[Rows from a data collection]
** begin **

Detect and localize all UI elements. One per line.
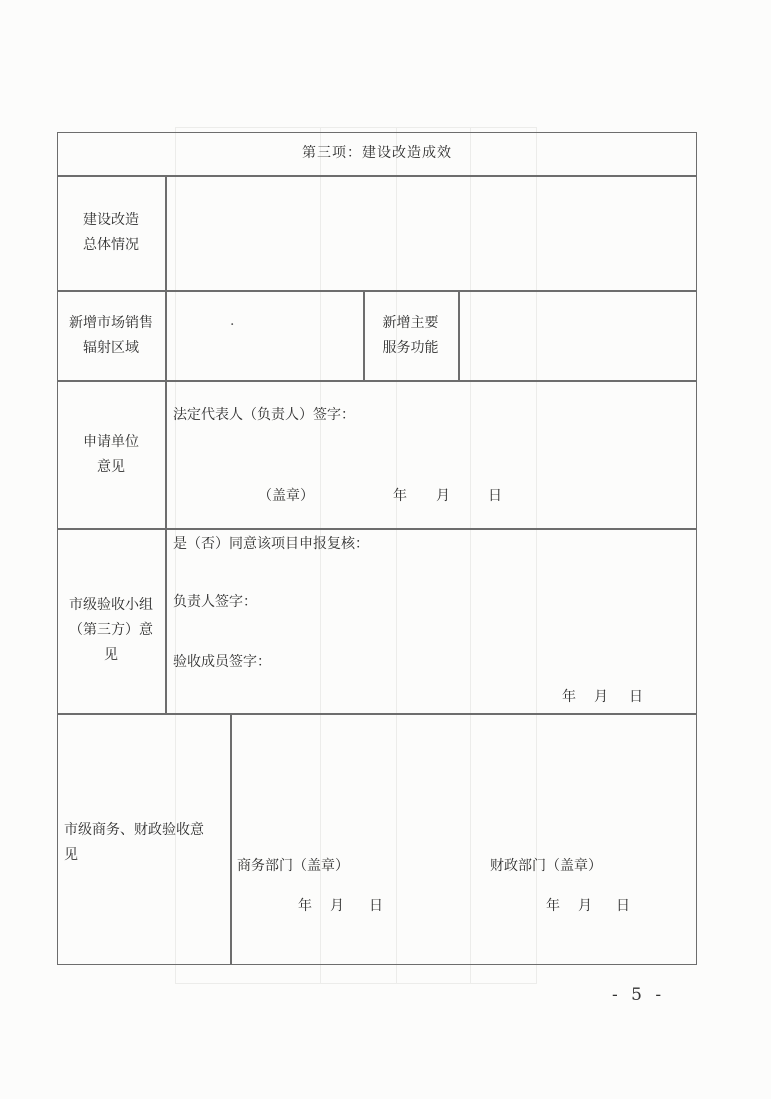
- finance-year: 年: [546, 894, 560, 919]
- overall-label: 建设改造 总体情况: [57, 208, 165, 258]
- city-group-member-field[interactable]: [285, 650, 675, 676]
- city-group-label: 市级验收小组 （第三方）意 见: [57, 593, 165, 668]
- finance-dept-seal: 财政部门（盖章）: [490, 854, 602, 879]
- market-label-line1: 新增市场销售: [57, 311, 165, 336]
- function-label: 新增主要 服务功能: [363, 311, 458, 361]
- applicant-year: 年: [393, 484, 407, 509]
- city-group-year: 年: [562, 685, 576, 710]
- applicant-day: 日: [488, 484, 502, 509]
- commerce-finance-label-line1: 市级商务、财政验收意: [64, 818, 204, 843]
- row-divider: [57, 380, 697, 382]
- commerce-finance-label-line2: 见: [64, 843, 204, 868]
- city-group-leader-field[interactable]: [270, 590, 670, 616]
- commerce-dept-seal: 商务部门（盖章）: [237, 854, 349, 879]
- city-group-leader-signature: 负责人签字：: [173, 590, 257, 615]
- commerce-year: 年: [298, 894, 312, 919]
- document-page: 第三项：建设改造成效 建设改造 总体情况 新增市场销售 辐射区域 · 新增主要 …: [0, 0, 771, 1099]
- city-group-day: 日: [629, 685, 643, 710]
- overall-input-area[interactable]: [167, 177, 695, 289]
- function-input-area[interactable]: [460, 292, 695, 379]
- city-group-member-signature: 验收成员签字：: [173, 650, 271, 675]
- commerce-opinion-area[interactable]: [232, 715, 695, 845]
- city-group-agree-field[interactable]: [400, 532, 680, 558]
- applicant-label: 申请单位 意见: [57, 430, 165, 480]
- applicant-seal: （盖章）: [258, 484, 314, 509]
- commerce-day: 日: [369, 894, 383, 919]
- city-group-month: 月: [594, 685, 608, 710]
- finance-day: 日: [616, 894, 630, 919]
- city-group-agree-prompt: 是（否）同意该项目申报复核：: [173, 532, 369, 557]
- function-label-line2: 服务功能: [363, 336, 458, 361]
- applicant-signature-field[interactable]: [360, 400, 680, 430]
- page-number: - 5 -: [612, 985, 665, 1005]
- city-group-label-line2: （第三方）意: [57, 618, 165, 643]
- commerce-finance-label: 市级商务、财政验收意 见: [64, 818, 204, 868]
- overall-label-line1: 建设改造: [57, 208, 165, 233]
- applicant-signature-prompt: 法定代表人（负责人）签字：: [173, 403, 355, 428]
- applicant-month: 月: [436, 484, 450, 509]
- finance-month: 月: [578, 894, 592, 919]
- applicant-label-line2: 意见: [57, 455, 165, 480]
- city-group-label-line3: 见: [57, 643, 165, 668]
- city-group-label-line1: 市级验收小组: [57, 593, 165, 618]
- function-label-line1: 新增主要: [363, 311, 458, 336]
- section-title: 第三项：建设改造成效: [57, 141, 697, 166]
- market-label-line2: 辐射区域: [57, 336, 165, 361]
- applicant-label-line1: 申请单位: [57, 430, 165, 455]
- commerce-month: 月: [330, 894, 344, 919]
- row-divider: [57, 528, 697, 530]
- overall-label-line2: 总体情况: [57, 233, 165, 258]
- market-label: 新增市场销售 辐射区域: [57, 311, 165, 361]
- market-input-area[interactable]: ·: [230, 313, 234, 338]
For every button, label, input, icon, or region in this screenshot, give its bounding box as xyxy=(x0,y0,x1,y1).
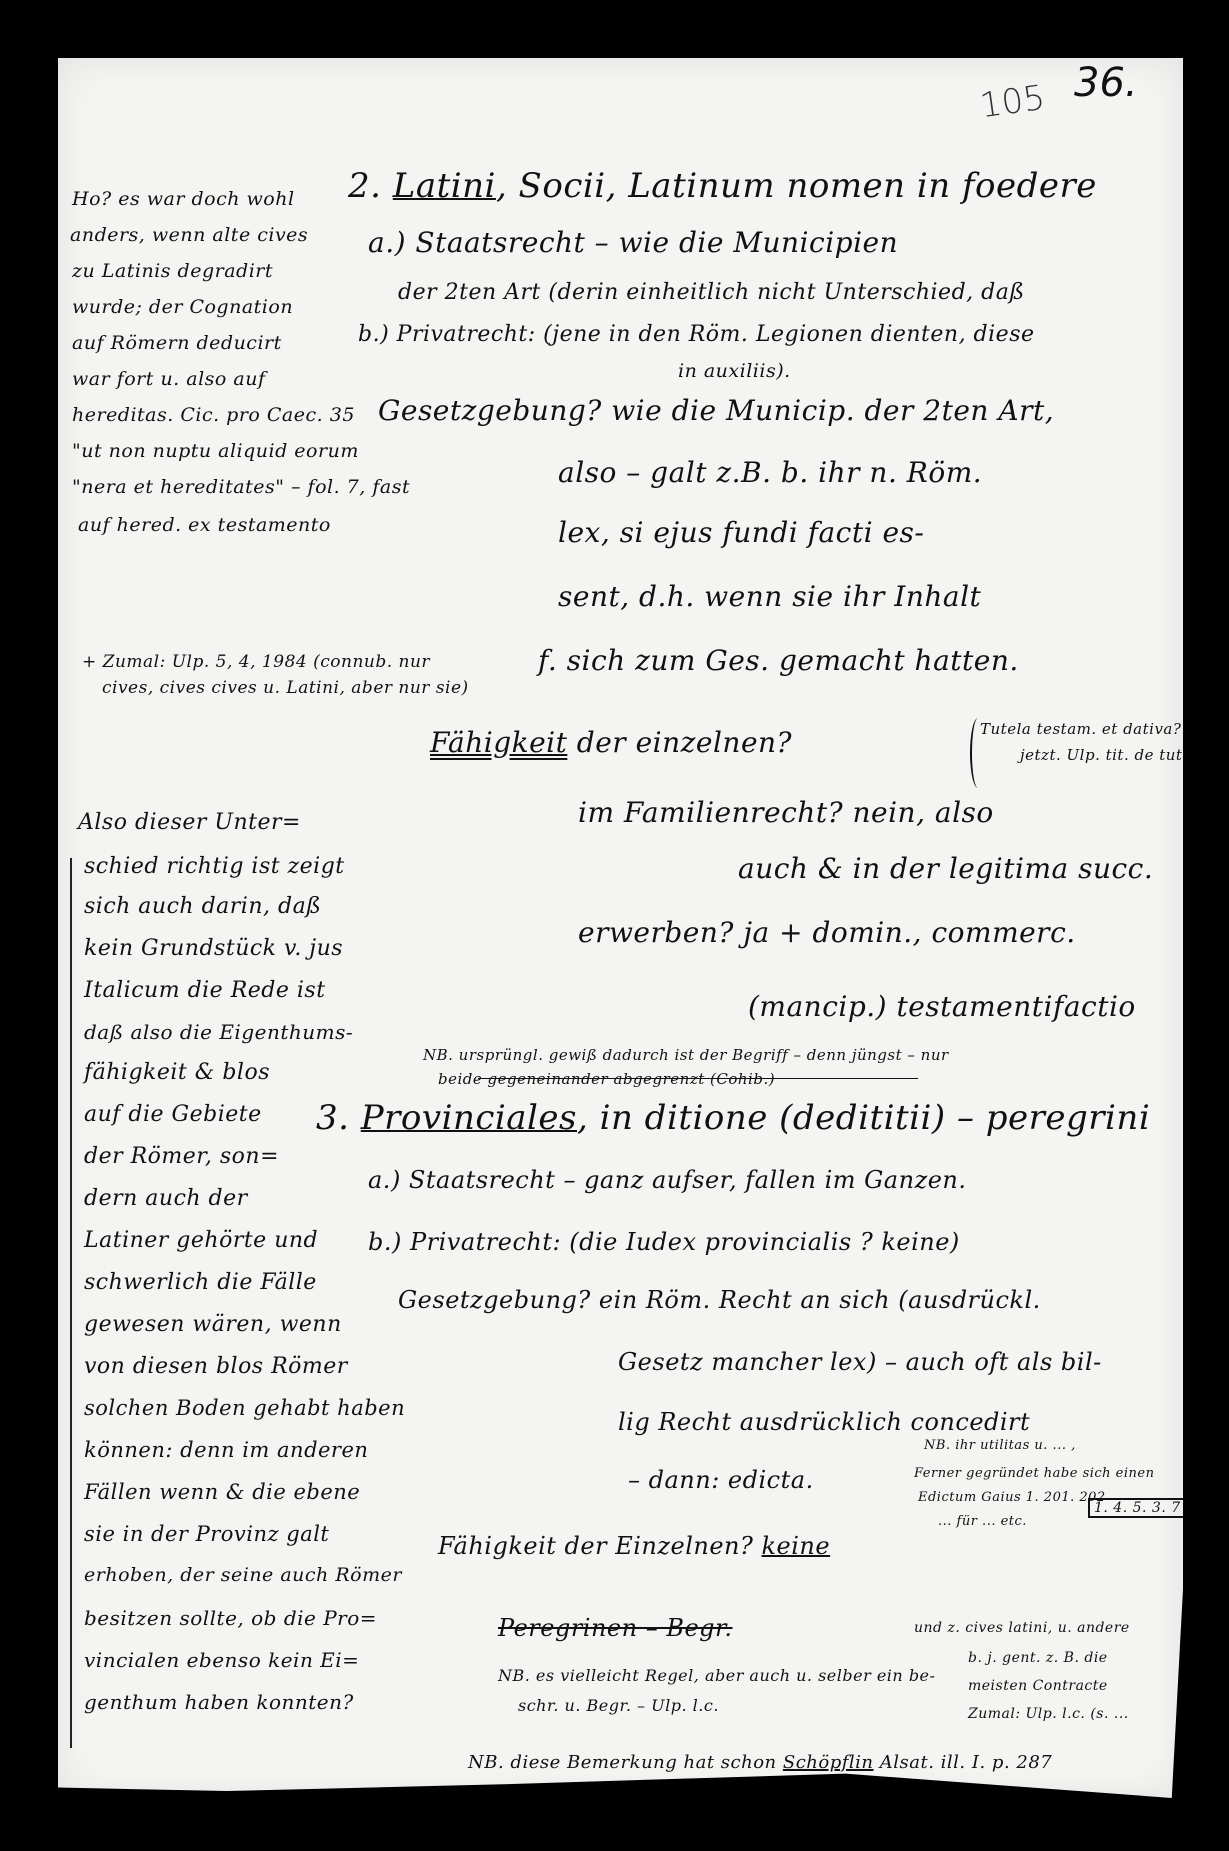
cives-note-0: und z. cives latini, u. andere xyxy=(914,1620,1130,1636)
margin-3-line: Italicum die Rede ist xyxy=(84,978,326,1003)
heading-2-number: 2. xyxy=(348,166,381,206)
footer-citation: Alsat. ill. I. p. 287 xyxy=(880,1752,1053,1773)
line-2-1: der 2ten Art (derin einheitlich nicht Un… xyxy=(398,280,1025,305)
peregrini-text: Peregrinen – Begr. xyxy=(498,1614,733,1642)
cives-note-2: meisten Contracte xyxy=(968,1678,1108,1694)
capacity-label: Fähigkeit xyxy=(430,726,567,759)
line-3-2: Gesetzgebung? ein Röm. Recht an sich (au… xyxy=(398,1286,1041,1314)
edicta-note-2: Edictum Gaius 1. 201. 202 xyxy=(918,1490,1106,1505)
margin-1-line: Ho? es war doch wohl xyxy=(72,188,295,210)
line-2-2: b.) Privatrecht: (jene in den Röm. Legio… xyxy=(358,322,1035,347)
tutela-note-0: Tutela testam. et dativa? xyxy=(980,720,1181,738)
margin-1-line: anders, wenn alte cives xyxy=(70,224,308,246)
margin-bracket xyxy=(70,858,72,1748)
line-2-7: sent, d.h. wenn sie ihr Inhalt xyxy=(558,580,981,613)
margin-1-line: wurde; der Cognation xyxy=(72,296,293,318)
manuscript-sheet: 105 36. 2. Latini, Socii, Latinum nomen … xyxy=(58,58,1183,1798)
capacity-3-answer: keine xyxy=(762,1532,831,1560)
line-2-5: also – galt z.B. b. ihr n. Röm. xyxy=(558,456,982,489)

** end **

Write out all the rows again, putting "margin-note-line" wherever "margin-1-line" appears and leaving everything else the same. Leave the pictures out.

Detect and localize all UI elements. One per line.
- finance-year: 年: [546, 894, 560, 919]
- overall-label: 建设改造 总体情况: [57, 208, 165, 258]
- city-group-member-field[interactable]: [285, 650, 675, 676]
- city-group-label: 市级验收小组 （第三方）意 见: [57, 593, 165, 668]
- finance-dept-seal: 财政部门（盖章）: [490, 854, 602, 879]
- market-label-line1: 新增市场销售: [57, 311, 165, 336]
- function-label: 新增主要 服务功能: [363, 311, 458, 361]
- applicant-year: 年: [393, 484, 407, 509]
- city-group-year: 年: [562, 685, 576, 710]
- applicant-day: 日: [488, 484, 502, 509]
- commerce-finance-label-line1: 市级商务、财政验收意: [64, 818, 204, 843]
- row-divider: [57, 380, 697, 382]
- commerce-finance-label-line2: 见: [64, 843, 204, 868]
- city-group-leader-field[interactable]: [270, 590, 670, 616]
- commerce-dept-seal: 商务部门（盖章）: [237, 854, 349, 879]
- city-group-leader-signature: 负责人签字：: [173, 590, 257, 615]
- commerce-year: 年: [298, 894, 312, 919]
- document-page: 第三项：建设改造成效 建设改造 总体情况 新增市场销售 辐射区域 · 新增主要 …: [0, 0, 771, 1099]
- city-group-day: 日: [629, 685, 643, 710]
- overall-input-area[interactable]: [167, 177, 695, 289]
- function-input-area[interactable]: [460, 292, 695, 379]
- city-group-member-signature: 验收成员签字：: [173, 650, 271, 675]
- commerce-opinion-area[interactable]: [232, 715, 695, 845]
- city-group-agree-field[interactable]: [400, 532, 680, 558]
- applicant-label: 申请单位 意见: [57, 430, 165, 480]
- applicant-seal: （盖章）: [258, 484, 314, 509]
- commerce-day: 日: [369, 894, 383, 919]
- city-group-month: 月: [594, 685, 608, 710]
- finance-day: 日: [616, 894, 630, 919]
- city-group-agree-prompt: 是（否）同意该项目申报复核：: [173, 532, 369, 557]
- function-label-line2: 服务功能: [363, 336, 458, 361]
- applicant-signature-field[interactable]: [360, 400, 680, 430]
- page-number: - 5 -: [612, 985, 665, 1005]
- city-group-label-line2: （第三方）意: [57, 618, 165, 643]
- commerce-finance-label: 市级商务、财政验收意 见: [64, 818, 204, 868]
- overall-label-line1: 建设改造: [57, 208, 165, 233]
- applicant-signature-prompt: 法定代表人（负责人）签字：: [173, 403, 355, 428]
- applicant-month: 月: [436, 484, 450, 509]
- finance-month: 月: [578, 894, 592, 919]
- applicant-label-line2: 意见: [57, 455, 165, 480]
- city-group-label-line3: 见: [57, 643, 165, 668]
- city-group-label-line1: 市级验收小组: [57, 593, 165, 618]
- function-label-line1: 新增主要: [363, 311, 458, 336]
- section-title: 第三项：建设改造成效: [57, 141, 697, 166]
- market-label-line2: 辐射区域: [57, 336, 165, 361]
- applicant-label-line1: 申请单位: [57, 430, 165, 455]
- commerce-month: 月: [330, 894, 344, 919]
- row-divider: [57, 528, 697, 530]
- overall-label-line2: 总体情况: [57, 233, 165, 258]
- market-label: 新增市场销售 辐射区域: [57, 311, 165, 361]
- market-input-area[interactable]: ·: [230, 313, 234, 338]
For every button, label, input, icon, or region in this screenshot, give its bounding box as xyxy=(x0,y0,x1,y1).
cives-note-0: und z. cives latini, u. andere xyxy=(914,1620,1130,1636)
margin-3-line: Italicum die Rede ist xyxy=(84,978,326,1003)
heading-2-number: 2. xyxy=(348,166,381,206)
footer-citation: Alsat. ill. I. p. 287 xyxy=(880,1752,1053,1773)
line-2-1: der 2ten Art (derin einheitlich nicht Un… xyxy=(398,280,1025,305)
peregrini-text: Peregrinen – Begr. xyxy=(498,1614,733,1642)
cives-note-2: meisten Contracte xyxy=(968,1678,1108,1694)
capacity-label: Fähigkeit xyxy=(430,726,567,759)
line-3-2: Gesetzgebung? ein Röm. Recht an sich (au… xyxy=(398,1286,1041,1314)
edicta-note-2: Edictum Gaius 1. 201. 202 xyxy=(918,1490,1106,1505)
margin-note-line: Ho? es war doch wohl xyxy=(72,188,295,210)
line-2-2: b.) Privatrecht: (jene in den Röm. Legio… xyxy=(358,322,1035,347)
tutela-note-0: Tutela testam. et dativa? xyxy=(980,720,1181,738)
margin-note-line: anders, wenn alte cives xyxy=(70,224,308,246)
margin-bracket xyxy=(70,858,72,1748)
line-2-7: sent, d.h. wenn sie ihr Inhalt xyxy=(558,580,981,613)
margin-note-line: wurde; der Cognation xyxy=(72,296,293,318)
manuscript-sheet: 105 36. 2. Latini, Socii, Latinum nomen … xyxy=(58,58,1183,1798)
capacity-3-answer: keine xyxy=(762,1532,831,1560)
line-2-5: also – galt z.B. b. ihr n. Röm. xyxy=(558,456,982,489)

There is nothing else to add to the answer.